** Start Data excerpts **
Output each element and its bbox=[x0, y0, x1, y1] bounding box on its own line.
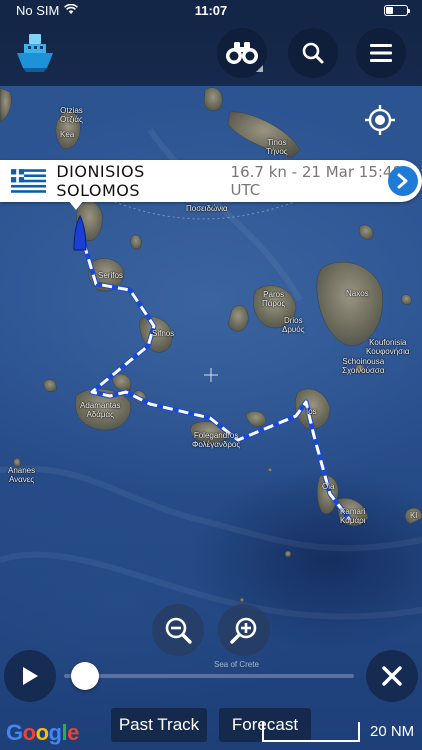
label-adamantas: Adamantas Αδάμας bbox=[80, 401, 121, 419]
zoom-in-icon bbox=[230, 617, 257, 644]
label-koufonisia: Koufonisia Κουφονήσια bbox=[366, 338, 410, 356]
play-icon bbox=[23, 667, 38, 685]
search-icon bbox=[302, 42, 324, 64]
greece-flag-icon bbox=[11, 169, 47, 193]
timeline-track[interactable] bbox=[64, 674, 354, 678]
zoom-in-button[interactable] bbox=[218, 604, 270, 656]
label-serifos: Serifos bbox=[98, 271, 123, 280]
close-icon bbox=[382, 666, 402, 686]
label-poseidonia: Ποσειδώνια bbox=[186, 204, 228, 213]
play-button[interactable] bbox=[4, 650, 56, 702]
label-kea: Kea bbox=[60, 130, 75, 139]
map-view[interactable]: Otzias Οτζιάς Kea Tinos Τήνος Ποσειδώνια… bbox=[0, 0, 422, 750]
battery-icon bbox=[384, 5, 410, 16]
search-button[interactable] bbox=[288, 28, 338, 78]
zoom-out-button[interactable] bbox=[152, 604, 204, 656]
vessel-name: DIONISIOS SOLOMOS bbox=[56, 162, 145, 200]
top-nav bbox=[0, 20, 422, 86]
label-otzias: Otzias Οτζιάς bbox=[60, 106, 83, 124]
scale-label: 20 NM bbox=[370, 723, 415, 740]
label-sea-of-crete: Sea of Crete bbox=[214, 660, 259, 669]
hamburger-menu-icon bbox=[370, 44, 392, 62]
menu-button[interactable] bbox=[356, 28, 406, 78]
locate-icon[interactable] bbox=[364, 104, 396, 136]
status-bar: No SIM 11:07 bbox=[0, 0, 422, 20]
label-tinos: Tinos Τήνος bbox=[266, 138, 288, 156]
label-ananes: Ananes Ανανες bbox=[8, 466, 36, 484]
label-schoinousa: Schoinousa Σχοινούσσα bbox=[342, 357, 385, 375]
clock: 11:07 bbox=[194, 3, 228, 18]
label-folegandros: Folegandros Φολέγανδρος bbox=[192, 431, 241, 449]
label-naxos: Naxos bbox=[346, 289, 369, 298]
zoom-out-icon bbox=[165, 617, 192, 644]
chevron-right-icon bbox=[397, 173, 408, 189]
past-track-tab[interactable]: Past Track bbox=[111, 708, 207, 742]
binoculars-button[interactable] bbox=[217, 28, 267, 78]
label-kamari: Kamari Καμάρι bbox=[340, 507, 366, 525]
scale-bar bbox=[262, 722, 360, 742]
label-ios: Ios bbox=[306, 407, 317, 416]
close-track-button[interactable] bbox=[366, 650, 418, 702]
google-logo: Google bbox=[6, 720, 79, 745]
label-sifnos: Sifnos bbox=[152, 329, 175, 338]
binoculars-icon bbox=[226, 42, 258, 64]
dropdown-corner-icon bbox=[256, 65, 263, 72]
vessel-popup[interactable]: DIONISIOS SOLOMOS 16.7 kn - 21 Mar 15:48… bbox=[0, 160, 422, 210]
label-drios: Drios Δρυός bbox=[282, 316, 305, 334]
label-oia: Oia bbox=[322, 482, 335, 491]
ship-logo-icon[interactable] bbox=[14, 32, 56, 74]
label-right-edge: Kl bbox=[410, 511, 418, 520]
vessel-details-button[interactable] bbox=[388, 166, 418, 196]
label-paros: Paros Πάρος bbox=[262, 290, 286, 308]
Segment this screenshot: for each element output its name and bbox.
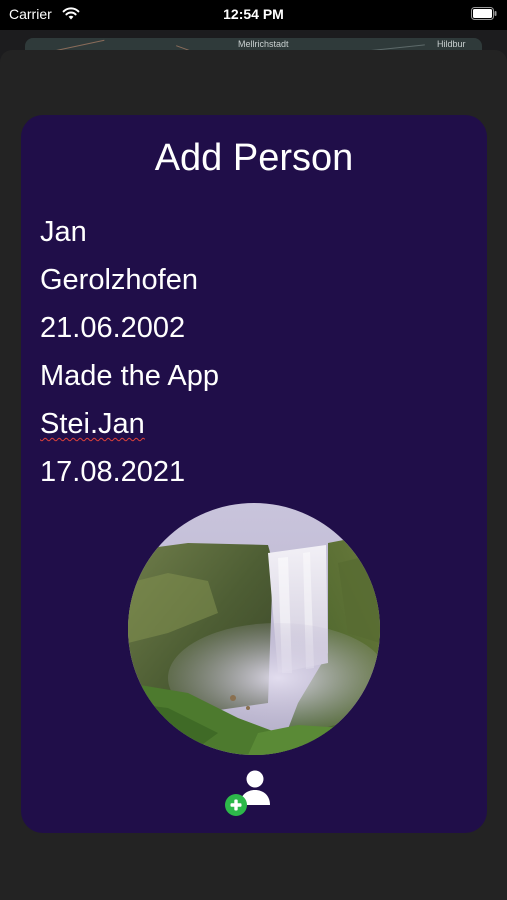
** End Data excerpts **
## Problem to solve
Retype all of the lines above word for word, leaving out the pictures.

## Output for this task
Output each element and its bbox=[x0, y0, x1, y1] bounding box on its own line.
label-adamantas: Adamantas Αδάμας bbox=[80, 401, 121, 419]
zoom-in-icon bbox=[230, 617, 257, 644]
label-koufonisia: Koufonisia Κουφονήσια bbox=[366, 338, 410, 356]
play-icon bbox=[23, 667, 38, 685]
search-icon bbox=[302, 42, 324, 64]
greece-flag-icon bbox=[11, 169, 47, 193]
timeline-track[interactable] bbox=[64, 674, 354, 678]
zoom-in-button[interactable] bbox=[218, 604, 270, 656]
label-serifos: Serifos bbox=[98, 271, 123, 280]
close-icon bbox=[382, 666, 402, 686]
label-poseidonia: Ποσειδώνια bbox=[186, 204, 228, 213]
play-button[interactable] bbox=[4, 650, 56, 702]
label-kea: Kea bbox=[60, 130, 75, 139]
map-view[interactable]: Otzias Οτζιάς Kea Tinos Τήνος Ποσειδώνια… bbox=[0, 0, 422, 750]
battery-icon bbox=[384, 5, 410, 16]
search-button[interactable] bbox=[288, 28, 338, 78]
zoom-out-button[interactable] bbox=[152, 604, 204, 656]
vessel-name: DIONISIOS SOLOMOS bbox=[56, 162, 145, 200]
top-nav bbox=[0, 20, 422, 86]
label-otzias: Otzias Οτζιάς bbox=[60, 106, 83, 124]
scale-label: 20 NM bbox=[370, 723, 415, 740]
label-sea-of-crete: Sea of Crete bbox=[214, 660, 259, 669]
hamburger-menu-icon bbox=[370, 44, 392, 62]
menu-button[interactable] bbox=[356, 28, 406, 78]
locate-icon[interactable] bbox=[364, 104, 396, 136]
status-bar: No SIM 11:07 bbox=[0, 0, 422, 20]
label-tinos: Tinos Τήνος bbox=[266, 138, 288, 156]
label-ananes: Ananes Ανανες bbox=[8, 466, 36, 484]
label-schoinousa: Schoinousa Σχοινούσσα bbox=[342, 357, 385, 375]
clock: 11:07 bbox=[194, 3, 228, 18]
label-folegandros: Folegandros Φολέγανδρος bbox=[192, 431, 241, 449]
label-naxos: Naxos bbox=[346, 289, 369, 298]
zoom-out-icon bbox=[165, 617, 192, 644]
chevron-right-icon bbox=[397, 173, 408, 189]
past-track-tab[interactable]: Past Track bbox=[111, 708, 207, 742]
binoculars-button[interactable] bbox=[217, 28, 267, 78]
label-kamari: Kamari Καμάρι bbox=[340, 507, 366, 525]
scale-bar bbox=[262, 722, 360, 742]
label-ios: Ios bbox=[306, 407, 317, 416]
close-track-button[interactable] bbox=[366, 650, 418, 702]
google-logo: Google bbox=[6, 720, 79, 745]
label-sifnos: Sifnos bbox=[152, 329, 175, 338]
binoculars-icon bbox=[226, 42, 258, 64]
dropdown-corner-icon bbox=[256, 65, 263, 72]
vessel-popup[interactable]: DIONISIOS SOLOMOS 16.7 kn - 21 Mar 15:48… bbox=[0, 160, 422, 210]
label-drios: Drios Δρυός bbox=[282, 316, 305, 334]
label-oia: Oia bbox=[322, 482, 335, 491]
ship-logo-icon[interactable] bbox=[14, 32, 56, 74]
label-right-edge: Kl bbox=[410, 511, 418, 520]
vessel-details-button[interactable] bbox=[388, 166, 418, 196]
label-paros: Paros Πάρος bbox=[262, 290, 286, 308]
Segment this screenshot: for each element output its name and bbox.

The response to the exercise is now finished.